* [Task instructions]
Leave out the pictures, then reproduce the rest of the material exactly.
==========
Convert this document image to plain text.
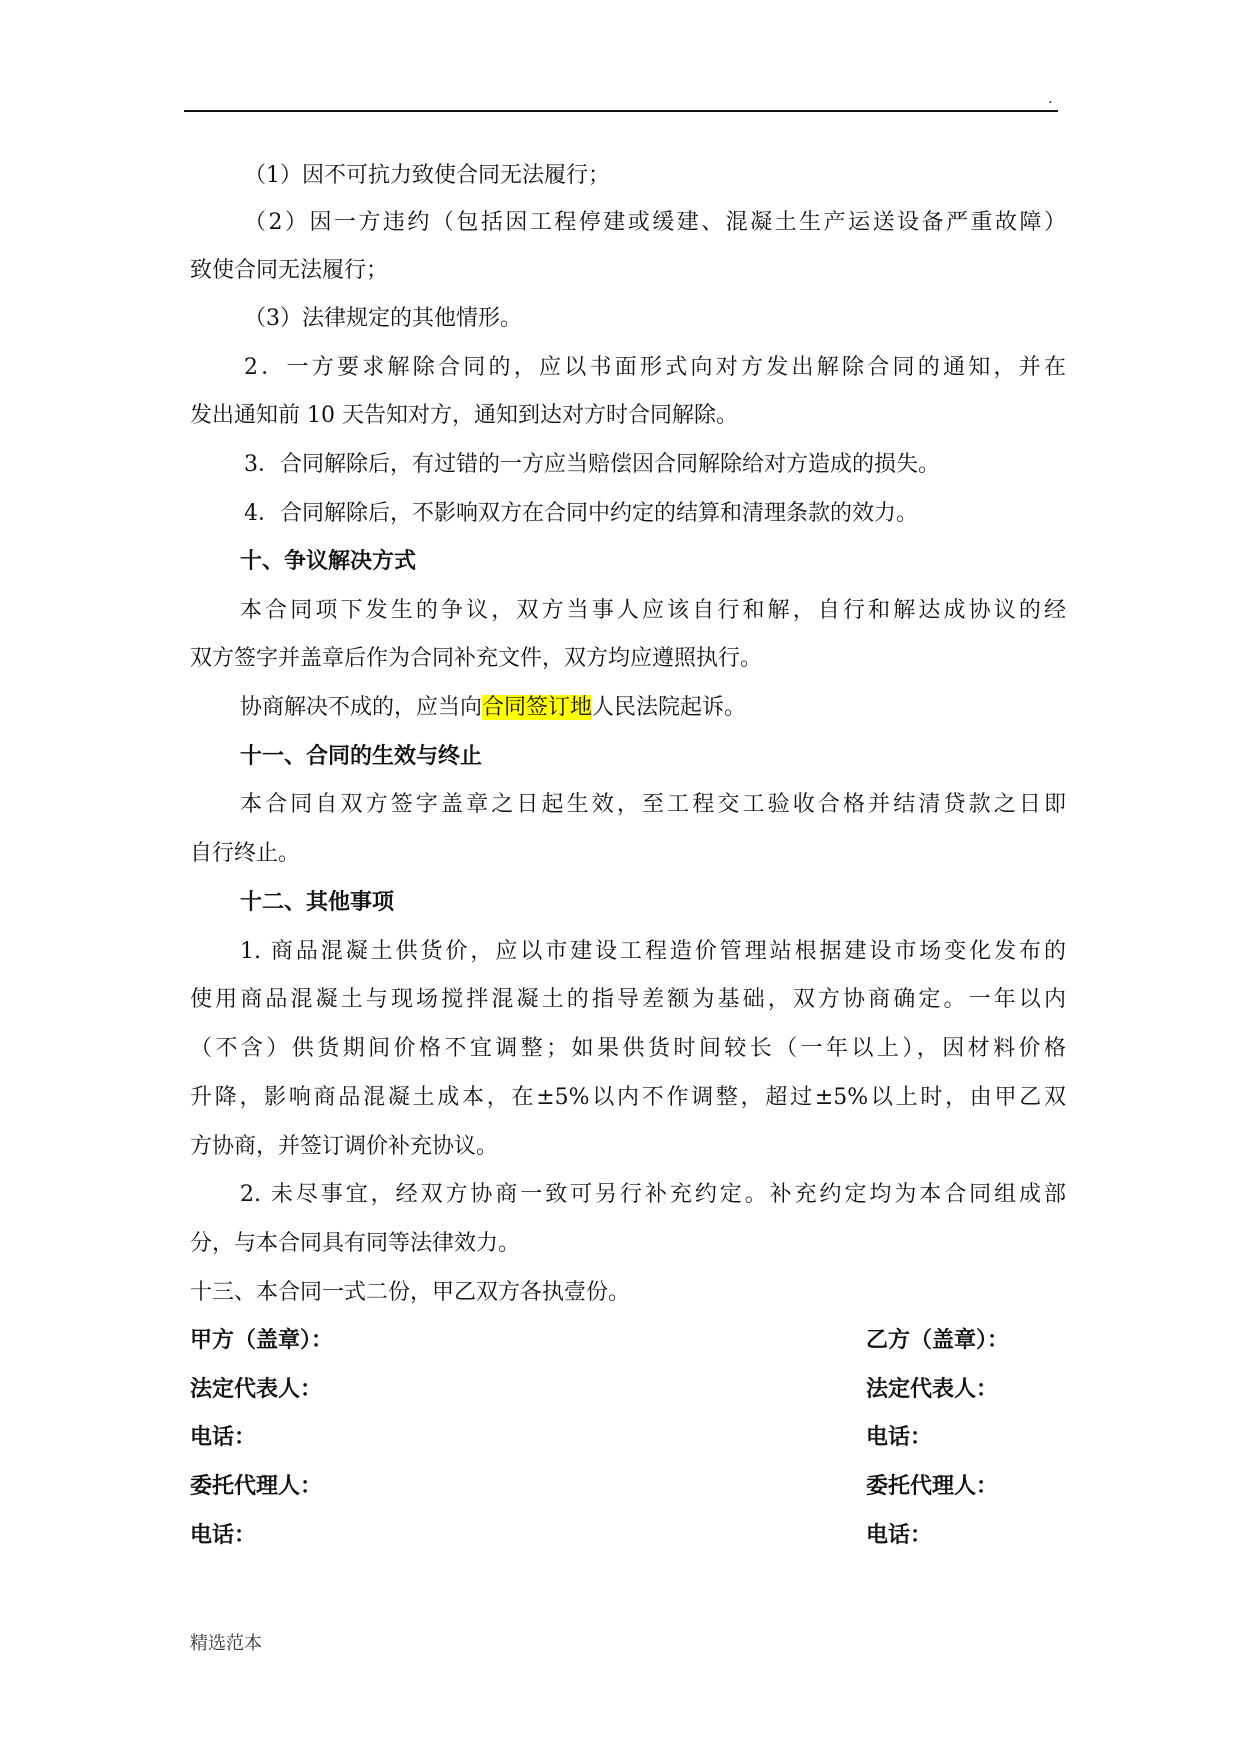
.
（1）因不可抗力致使合同无法履行；
（2）因一方违约（包括因工程停建或缓建、混凝土生产运送设备严重故障）
致使合同无法履行；
（3）法律规定的其他情形。
2．一方要求解除合同的，应以书面形式向对方发出解除合同的通知，并在
发出通知前 10 天告知对方，通知到达对方时合同解除。
3．合同解除后，有过错的一方应当赔偿因合同解除给对方造成的损失。
4．合同解除后，不影响双方在合同中约定的结算和清理条款的效力。
十、争议解决方式
本合同项下发生的争议，双方当事人应该自行和解，自行和解达成协议的经
双方签字并盖章后作为合同补充文件，双方均应遵照执行。
协商解决不成的，应当向合同签订地人民法院起诉。
十一、合同的生效与终止
本合同自双方签字盖章之日起生效，至工程交工验收合格并结清贷款之日即
自行终止。
十二、其他事项
1. 商品混凝土供货价，应以市建设工程造价管理站根据建设市场变化发布的
使用商品混凝土与现场搅拌混凝土的指导差额为基础，双方协商确定。一年以内
（不含）供货期间价格不宜调整；如果供货时间较长（一年以上），因材料价格
升降，影响商品混凝土成本，在±5%以内不作调整，超过±5%以上时，由甲乙双
方协商，并签订调价补充协议。
2. 未尽事宜，经双方协商一致可另行补充约定。补充约定均为本合同组成部
分，与本合同具有同等法律效力。
十三、本合同一式二份，甲乙双方各执壹份。
甲方（盖章）：	乙方（盖章）：
法定代表人：	法定代表人：
电话：	电话：
委托代理人：	委托代理人：
电话：	电话：
精选范本
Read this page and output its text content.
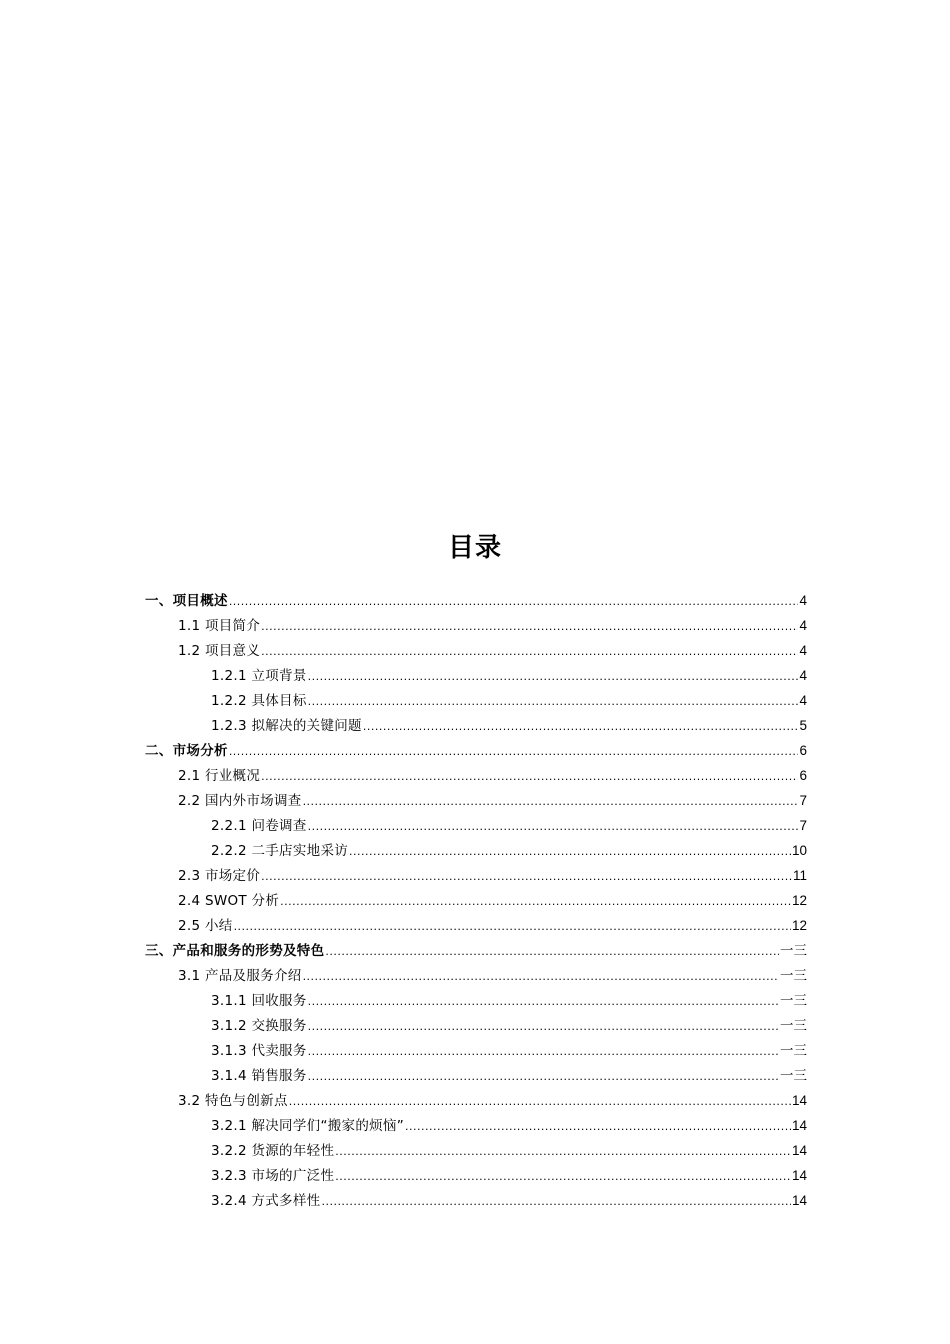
目录
一、项目概述 .....	4
1.1 项目简介 .....	4
1.2 项目意义 .....	4
1.2.1 立项背景 .....	4
1.2.2 具体目标 .....	4
1.2.3 拟解决的关键问题 .....	5
二、市场分析 .....	6
2.1 行业概况 .....	6
2.2 国内外市场调查 .....	7
2.2.1 问卷调查 .....	7
2.2.2 二手店实地采访 .....	10
2.3 市场定价 .....	11
2.4 SWOT 分析 .....	12
2.5 小结 .....	12
三、产品和服务的形势及特色 .....	一三
3.1 产品及服务介绍 .....	一三
3.1.1 回收服务 .....	一三
3.1.2 交换服务 .....	一三
3.1.3 代卖服务 .....	一三
3.1.4 销售服务 .....	一三
3.2 特色与创新点 .....	14
3.2.1 解决同学们“搬家的烦恼” .....	14
3.2.2 货源的年轻性 .....	14
3.2.3 市场的广泛性 .....	14
3.2.4 方式多样性 .....	14
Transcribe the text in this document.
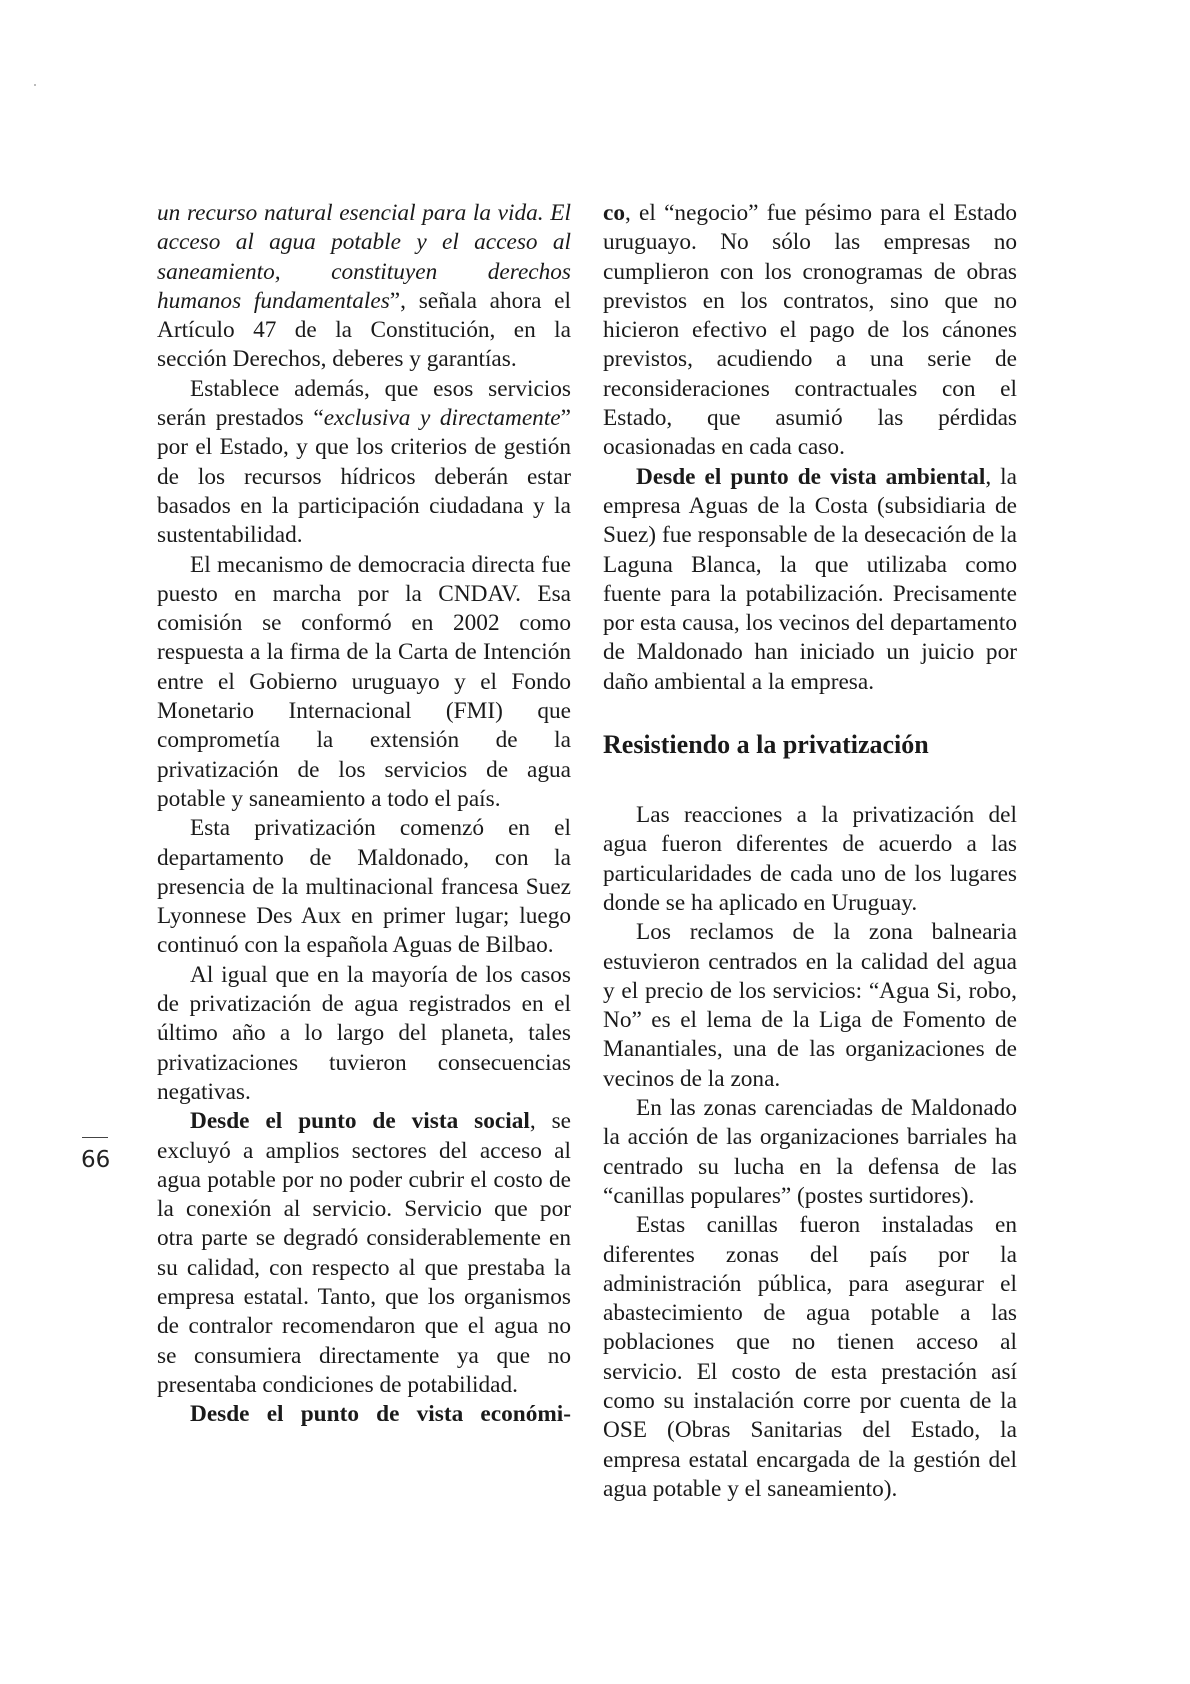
66

un recurso natural esencial para la vida. El acceso al agua potable y el acceso al saneamiento, constituyen derechos humanos fundamentales”, señala ahora el Artículo 47 de la Constitución, en la sección Derechos, deberes y garantías.

Establece además, que esos servicios serán prestados “exclusiva y directamente” por el Estado, y que los criterios de gestión de los recursos hídricos deberán estar basados en la participación ciudadana y la sustentabilidad.

El mecanismo de democracia directa fue puesto en marcha por la CNDAV. Esa comisión se conformó en 2002 como respuesta a la firma de la Carta de Intención entre el Gobierno uruguayo y el Fondo Monetario Internacional (FMI) que comprometía la extensión de la privatización de los servicios de agua potable y saneamiento a todo el país.

Esta privatización comenzó en el departamento de Maldonado, con la presencia de la multinacional francesa Suez Lyonnese Des Aux en primer lugar; luego continuó con la española Aguas de Bilbao.

Al igual que en la mayoría de los casos de privatización de agua registrados en el último año a lo largo del planeta, tales privatizaciones tuvieron consecuencias negativas.

Desde el punto de vista social, se excluyó a amplios sectores del acceso al agua potable por no poder cubrir el costo de la conexión al servicio. Servicio que por otra parte se degradó considerablemente en su calidad, con respecto al que prestaba la empresa estatal. Tanto, que los organismos de contralor recomendaron que el agua no se consumiera directamente ya que no presentaba condiciones de potabilidad.

Desde el punto de vista económi-

co, el “negocio” fue pésimo para el Estado uruguayo. No sólo las empresas no cumplieron con los cronogramas de obras previstos en los contratos, sino que no hicieron efectivo el pago de los cánones previstos, acudiendo a una serie de reconsideraciones contractuales con el Estado, que asumió las pérdidas ocasionadas en cada caso.

Desde el punto de vista ambiental, la empresa Aguas de la Costa (subsidiaria de Suez) fue responsable de la desecación de la Laguna Blanca, la que utilizaba como fuente para la potabilización. Precisamente por esta causa, los vecinos del departamento de Maldonado han iniciado un juicio por daño ambiental a la empresa.

Resistiendo a la privatización

Las reacciones a la privatización del agua fueron diferentes de acuerdo a las particularidades de cada uno de los lugares donde se ha aplicado en Uruguay.

Los reclamos de la zona balnearia estuvieron centrados en la calidad del agua y el precio de los servicios: “Agua Si, robo, No” es el lema de la Liga de Fomento de Manantiales, una de las organizaciones de vecinos de la zona.

En las zonas carenciadas de Maldonado la acción de las organizaciones barriales ha centrado su lucha en la defensa de las “canillas populares” (postes surtidores).

Estas canillas fueron instaladas en diferentes zonas del país por la administración pública, para asegurar el abastecimiento de agua potable a las poblaciones que no tienen acceso al servicio. El costo de esta prestación así como su instalación corre por cuenta de la OSE (Obras Sanitarias del Estado, la empresa estatal encargada de la gestión del agua potable y el saneamiento).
==========
* [Expected output]
Convert this document image to plain text.
.
（1）因不可抗力致使合同无法履行；
（2）因一方违约（包括因工程停建或缓建、混凝土生产运送设备严重故障）
致使合同无法履行；
（3）法律规定的其他情形。
2．一方要求解除合同的，应以书面形式向对方发出解除合同的通知，并在
发出通知前 10 天告知对方，通知到达对方时合同解除。
3．合同解除后，有过错的一方应当赔偿因合同解除给对方造成的损失。
4．合同解除后，不影响双方在合同中约定的结算和清理条款的效力。
十、争议解决方式
本合同项下发生的争议，双方当事人应该自行和解，自行和解达成协议的经
双方签字并盖章后作为合同补充文件，双方均应遵照执行。
协商解决不成的，应当向合同签订地人民法院起诉。
十一、合同的生效与终止
本合同自双方签字盖章之日起生效，至工程交工验收合格并结清贷款之日即
自行终止。
十二、其他事项
1. 商品混凝土供货价，应以市建设工程造价管理站根据建设市场变化发布的
使用商品混凝土与现场搅拌混凝土的指导差额为基础，双方协商确定。一年以内
（不含）供货期间价格不宜调整；如果供货时间较长（一年以上），因材料价格
升降，影响商品混凝土成本，在±5%以内不作调整，超过±5%以上时，由甲乙双
方协商，并签订调价补充协议。
2. 未尽事宜，经双方协商一致可另行补充约定。补充约定均为本合同组成部
分，与本合同具有同等法律效力。
十三、本合同一式二份，甲乙双方各执壹份。
甲方（盖章）：	乙方（盖章）：
法定代表人：	法定代表人：
电话：	电话：
委托代理人：	委托代理人：
电话：	电话：
精选范本
Read this page and output its text content.
目录
一、项目概述 .....	4
1.1 项目简介 .....	4
1.2 项目意义 .....	4
1.2.1 立项背景 .....	4
1.2.2 具体目标 .....	4
1.2.3 拟解决的关键问题 .....	5
二、市场分析 .....	6
2.1 行业概况 .....	6
2.2 国内外市场调查 .....	7
2.2.1 问卷调查 .....	7
2.2.2 二手店实地采访 .....	10
2.3 市场定价 .....	11
2.4 SWOT 分析 .....	12
2.5 小结 .....	12
三、产品和服务的形势及特色 .....	一三
3.1 产品及服务介绍 .....	一三
3.1.1 回收服务 .....	一三
3.1.2 交换服务 .....	一三
3.1.3 代卖服务 .....	一三
3.1.4 销售服务 .....	一三
3.2 特色与创新点 .....	14
3.2.1 解决同学们“搬家的烦恼” .....	14
3.2.2 货源的年轻性 .....	14
3.2.3 市场的广泛性 .....	14
3.2.4 方式多样性 .....	14
Transcribe the text in this document.
66

un recurso natural esencial para la vida. El acceso al agua potable y el acceso al saneamiento, constituyen derechos humanos fundamentales”, señala ahora el Artículo 47 de la Constitución, en la sección Derechos, deberes y garantías.

Establece además, que esos servicios serán prestados “exclusiva y directamente” por el Estado, y que los criterios de gestión de los recursos hídricos deberán estar basados en la participación ciudadana y la sustentabilidad.

El mecanismo de democracia directa fue puesto en marcha por la CNDAV. Esa comisión se conformó en 2002 como respuesta a la firma de la Carta de Intención entre el Gobierno uruguayo y el Fondo Monetario Internacional (FMI) que comprometía la extensión de la privatización de los servicios de agua potable y saneamiento a todo el país.

Esta privatización comenzó en el departamento de Maldonado, con la presencia de la multinacional francesa Suez Lyonnese Des Aux en primer lugar; luego continuó con la española Aguas de Bilbao.

Al igual que en la mayoría de los casos de privatización de agua registrados en el último año a lo largo del planeta, tales privatizaciones tuvieron consecuencias negativas.

Desde el punto de vista social, se excluyó a amplios sectores del acceso al agua potable por no poder cubrir el costo de la conexión al servicio. Servicio que por otra parte se degradó considerablemente en su calidad, con respecto al que prestaba la empresa estatal. Tanto, que los organismos de contralor recomendaron que el agua no se consumiera directamente ya que no presentaba condiciones de potabilidad.

Desde el punto de vista económi-

co, el “negocio” fue pésimo para el Estado uruguayo. No sólo las empresas no cumplieron con los cronogramas de obras previstos en los contratos, sino que no hicieron efectivo el pago de los cánones previstos, acudiendo a una serie de reconsideraciones contractuales con el Estado, que asumió las pérdidas ocasionadas en cada caso.

Desde el punto de vista ambiental, la empresa Aguas de la Costa (subsidiaria de Suez) fue responsable de la desecación de la Laguna Blanca, la que utilizaba como fuente para la potabilización. Precisamente por esta causa, los vecinos del departamento de Maldonado han iniciado un juicio por daño ambiental a la empresa.

Resistiendo a la privatización

Las reacciones a la privatización del agua fueron diferentes de acuerdo a las particularidades de cada uno de los lugares donde se ha aplicado en Uruguay.

Los reclamos de la zona balnearia estuvieron centrados en la calidad del agua y el precio de los servicios: “Agua Si, robo, No” es el lema de la Liga de Fomento de Manantiales, una de las organizaciones de vecinos de la zona.

En las zonas carenciadas de Maldonado la acción de las organizaciones barriales ha centrado su lucha en la defensa de las “canillas populares” (postes surtidores).

Estas canillas fueron instaladas en diferentes zonas del país por la administración pública, para asegurar el abastecimiento de agua potable a las poblaciones que no tienen acceso al servicio. El costo de esta prestación así como su instalación corre por cuenta de la OSE (Obras Sanitarias del Estado, la empresa estatal encargada de la gestión del agua potable y el saneamiento).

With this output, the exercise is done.